Your instructions: Write out every single entry exactly.

Figure record listings:
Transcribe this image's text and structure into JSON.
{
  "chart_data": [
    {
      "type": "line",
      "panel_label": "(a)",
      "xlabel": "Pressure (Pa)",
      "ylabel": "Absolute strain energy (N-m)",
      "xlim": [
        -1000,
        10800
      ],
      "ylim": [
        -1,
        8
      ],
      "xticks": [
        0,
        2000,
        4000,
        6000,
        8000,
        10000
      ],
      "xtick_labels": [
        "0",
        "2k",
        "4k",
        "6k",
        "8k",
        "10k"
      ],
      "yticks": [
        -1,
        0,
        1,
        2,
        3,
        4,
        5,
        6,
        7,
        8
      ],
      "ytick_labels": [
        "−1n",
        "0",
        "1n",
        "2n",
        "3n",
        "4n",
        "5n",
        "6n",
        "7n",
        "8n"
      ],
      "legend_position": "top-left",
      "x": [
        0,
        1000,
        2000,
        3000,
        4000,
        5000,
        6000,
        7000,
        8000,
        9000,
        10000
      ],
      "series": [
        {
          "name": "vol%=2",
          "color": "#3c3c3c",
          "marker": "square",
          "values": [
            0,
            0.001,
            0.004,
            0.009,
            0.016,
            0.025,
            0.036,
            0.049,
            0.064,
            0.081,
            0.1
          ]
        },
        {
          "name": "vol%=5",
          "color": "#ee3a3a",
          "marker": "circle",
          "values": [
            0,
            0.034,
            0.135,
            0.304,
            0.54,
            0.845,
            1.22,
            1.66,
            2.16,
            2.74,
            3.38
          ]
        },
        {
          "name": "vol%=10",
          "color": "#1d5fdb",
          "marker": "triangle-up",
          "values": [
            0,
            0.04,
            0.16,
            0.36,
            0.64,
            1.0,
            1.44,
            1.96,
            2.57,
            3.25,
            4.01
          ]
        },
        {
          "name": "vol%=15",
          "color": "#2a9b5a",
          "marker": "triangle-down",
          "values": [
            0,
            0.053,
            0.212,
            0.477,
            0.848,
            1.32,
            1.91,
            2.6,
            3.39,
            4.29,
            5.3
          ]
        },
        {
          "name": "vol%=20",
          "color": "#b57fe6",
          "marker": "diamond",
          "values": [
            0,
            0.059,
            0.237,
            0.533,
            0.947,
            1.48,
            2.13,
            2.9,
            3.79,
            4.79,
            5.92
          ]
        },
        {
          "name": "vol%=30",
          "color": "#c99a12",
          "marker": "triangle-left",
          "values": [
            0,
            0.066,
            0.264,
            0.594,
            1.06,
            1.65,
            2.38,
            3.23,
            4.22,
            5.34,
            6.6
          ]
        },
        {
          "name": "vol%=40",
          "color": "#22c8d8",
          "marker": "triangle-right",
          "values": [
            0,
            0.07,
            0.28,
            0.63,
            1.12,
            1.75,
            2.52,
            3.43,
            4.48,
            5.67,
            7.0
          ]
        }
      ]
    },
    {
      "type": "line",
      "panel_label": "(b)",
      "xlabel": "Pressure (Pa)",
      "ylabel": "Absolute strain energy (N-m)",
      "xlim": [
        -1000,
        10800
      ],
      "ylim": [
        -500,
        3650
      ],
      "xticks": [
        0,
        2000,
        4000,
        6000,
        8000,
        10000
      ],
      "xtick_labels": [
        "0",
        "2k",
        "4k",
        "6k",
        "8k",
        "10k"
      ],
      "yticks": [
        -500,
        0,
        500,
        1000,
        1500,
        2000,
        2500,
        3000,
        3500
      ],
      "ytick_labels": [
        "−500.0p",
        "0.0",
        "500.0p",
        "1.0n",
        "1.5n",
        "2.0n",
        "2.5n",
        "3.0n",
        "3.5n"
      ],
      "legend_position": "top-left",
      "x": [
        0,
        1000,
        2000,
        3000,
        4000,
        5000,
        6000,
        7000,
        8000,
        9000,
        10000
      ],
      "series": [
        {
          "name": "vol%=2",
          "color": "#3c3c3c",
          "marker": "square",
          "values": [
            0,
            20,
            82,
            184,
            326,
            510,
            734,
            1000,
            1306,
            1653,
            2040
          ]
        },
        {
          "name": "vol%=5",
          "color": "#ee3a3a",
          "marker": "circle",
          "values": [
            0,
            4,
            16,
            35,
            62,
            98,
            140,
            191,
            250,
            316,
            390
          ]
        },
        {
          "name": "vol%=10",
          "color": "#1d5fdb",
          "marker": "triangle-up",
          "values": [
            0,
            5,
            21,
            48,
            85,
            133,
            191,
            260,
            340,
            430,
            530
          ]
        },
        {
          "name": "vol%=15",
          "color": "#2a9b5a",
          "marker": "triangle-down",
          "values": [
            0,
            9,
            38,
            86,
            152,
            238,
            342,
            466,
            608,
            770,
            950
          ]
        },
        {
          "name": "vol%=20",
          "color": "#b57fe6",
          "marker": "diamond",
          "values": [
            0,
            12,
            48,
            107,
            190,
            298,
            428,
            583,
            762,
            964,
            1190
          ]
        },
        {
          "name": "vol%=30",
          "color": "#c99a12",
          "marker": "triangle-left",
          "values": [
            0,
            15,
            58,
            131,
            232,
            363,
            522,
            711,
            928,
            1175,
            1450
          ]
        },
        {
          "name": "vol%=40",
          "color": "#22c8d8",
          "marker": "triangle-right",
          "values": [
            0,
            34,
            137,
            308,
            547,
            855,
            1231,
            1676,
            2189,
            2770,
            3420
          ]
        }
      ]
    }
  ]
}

Solution below:
Transcribe this image's text and structure into JSON.
{
  "chart_data": [
    {
      "type": "line",
      "panel_label": "(a)",
      "xlabel": "Pressure (Pa)",
      "ylabel": "Absolute strain energy (N-m)",
      "xlim": [
        -1000,
        10800
      ],
      "ylim": [
        -1,
        8
      ],
      "xticks": [
        0,
        2000,
        4000,
        6000,
        8000,
        10000
      ],
      "xtick_labels": [
        "0",
        "2k",
        "4k",
        "6k",
        "8k",
        "10k"
      ],
      "yticks": [
        -1,
        0,
        1,
        2,
        3,
        4,
        5,
        6,
        7,
        8
      ],
      "ytick_labels": [
        "−1n",
        "0",
        "1n",
        "2n",
        "3n",
        "4n",
        "5n",
        "6n",
        "7n",
        "8n"
      ],
      "legend_position": "top-left",
      "x": [
        0,
        1000,
        2000,
        3000,
        4000,
        5000,
        6000,
        7000,
        8000,
        9000,
        10000
      ],
      "series": [
        {
          "name": "vol%=2",
          "color": "#3c3c3c",
          "marker": "square",
          "values": [
            0,
            0.001,
            0.004,
            0.009,
            0.016,
            0.025,
            0.036,
            0.049,
            0.064,
            0.081,
            0.1
          ]
        },
        {
          "name": "vol%=5",
          "color": "#ee3a3a",
          "marker": "circle",
          "values": [
            0,
            0.034,
            0.135,
            0.304,
            0.54,
            0.845,
            1.22,
            1.66,
            2.16,
            2.74,
            3.38
          ]
        },
        {
          "name": "vol%=10",
          "color": "#1d5fdb",
          "marker": "triangle-up",
          "values": [
            0,
            0.04,
            0.16,
            0.36,
            0.64,
            1.0,
            1.44,
            1.96,
            2.57,
            3.25,
            4.01
          ]
        },
        {
          "name": "vol%=15",
          "color": "#2a9b5a",
          "marker": "triangle-down",
          "values": [
            0,
            0.053,
            0.212,
            0.477,
            0.848,
            1.32,
            1.91,
            2.6,
            3.39,
            4.29,
            5.3
          ]
        },
        {
          "name": "vol%=20",
          "color": "#b57fe6",
          "marker": "diamond",
          "values": [
            0,
            0.059,
            0.237,
            0.533,
            0.947,
            1.48,
            2.13,
            2.9,
            3.79,
            4.79,
            5.92
          ]
        },
        {
          "name": "vol%=30",
          "color": "#c99a12",
          "marker": "triangle-left",
          "values": [
            0,
            0.066,
            0.264,
            0.594,
            1.06,
            1.65,
            2.38,
            3.23,
            4.22,
            5.34,
            6.6
          ]
        },
        {
          "name": "vol%=40",
          "color": "#22c8d8",
          "marker": "triangle-right",
          "values": [
            0,
            0.07,
            0.28,
            0.63,
            1.12,
            1.75,
            2.52,
            3.43,
            4.48,
            5.67,
            7.0
          ]
        }
      ]
    },
    {
      "type": "line",
      "panel_label": "(b)",
      "xlabel": "Pressure (Pa)",
      "ylabel": "Absolute strain energy (N-m)",
      "xlim": [
        -1000,
        10800
      ],
      "ylim": [
        -500,
        3650
      ],
      "xticks": [
        0,
        2000,
        4000,
        6000,
        8000,
        10000
      ],
      "xtick_labels": [
        "0",
        "2k",
        "4k",
        "6k",
        "8k",
        "10k"
      ],
      "yticks": [
        -500,
        0,
        500,
        1000,
        1500,
        2000,
        2500,
        3000,
        3500
      ],
      "ytick_labels": [
        "−500.0p",
        "0.0",
        "500.0p",
        "1.0n",
        "1.5n",
        "2.0n",
        "2.5n",
        "3.0n",
        "3.5n"
      ],
      "legend_position": "top-left",
      "x": [
        0,
        1000,
        2000,
        3000,
        4000,
        5000,
        6000,
        7000,
        8000,
        9000,
        10000
      ],
      "series": [
        {
          "name": "vol%=2",
          "color": "#3c3c3c",
          "marker": "square",
          "values": [
            0,
            20,
            82,
            184,
            326,
            510,
            734,
            1000,
            1306,
            1653,
            2040
          ]
        },
        {
          "name": "vol%=5",
          "color": "#ee3a3a",
          "marker": "circle",
          "values": [
            0,
            4,
            16,
            35,
            62,
            98,
            140,
            191,
            250,
            316,
            390
          ]
        },
        {
          "name": "vol%=10",
          "color": "#1d5fdb",
          "marker": "triangle-up",
          "values": [
            0,
            5,
            21,
            48,
            85,
            133,
            191,
            260,
            340,
            430,
            530
          ]
        },
        {
          "name": "vol%=15",
          "color": "#2a9b5a",
          "marker": "triangle-down",
          "values": [
            0,
            9,
            38,
            86,
            152,
            238,
            342,
            466,
            608,
            770,
            950
          ]
        },
        {
          "name": "vol%=20",
          "color": "#b57fe6",
          "marker": "diamond",
          "values": [
            0,
            12,
            48,
            107,
            190,
            298,
            428,
            583,
            762,
            964,
            1190
          ]
        },
        {
          "name": "vol%=30",
          "color": "#c99a12",
          "marker": "triangle-left",
          "values": [
            0,
            15,
            58,
            131,
            232,
            363,
            522,
            711,
            928,
            1175,
            1450
          ]
        },
        {
          "name": "vol%=40",
          "color": "#22c8d8",
          "marker": "triangle-right",
          "values": [
            0,
            34,
            137,
            308,
            547,
            855,
            1231,
            1676,
            2189,
            2770,
            3420
          ]
        }
      ]
    }
  ]
}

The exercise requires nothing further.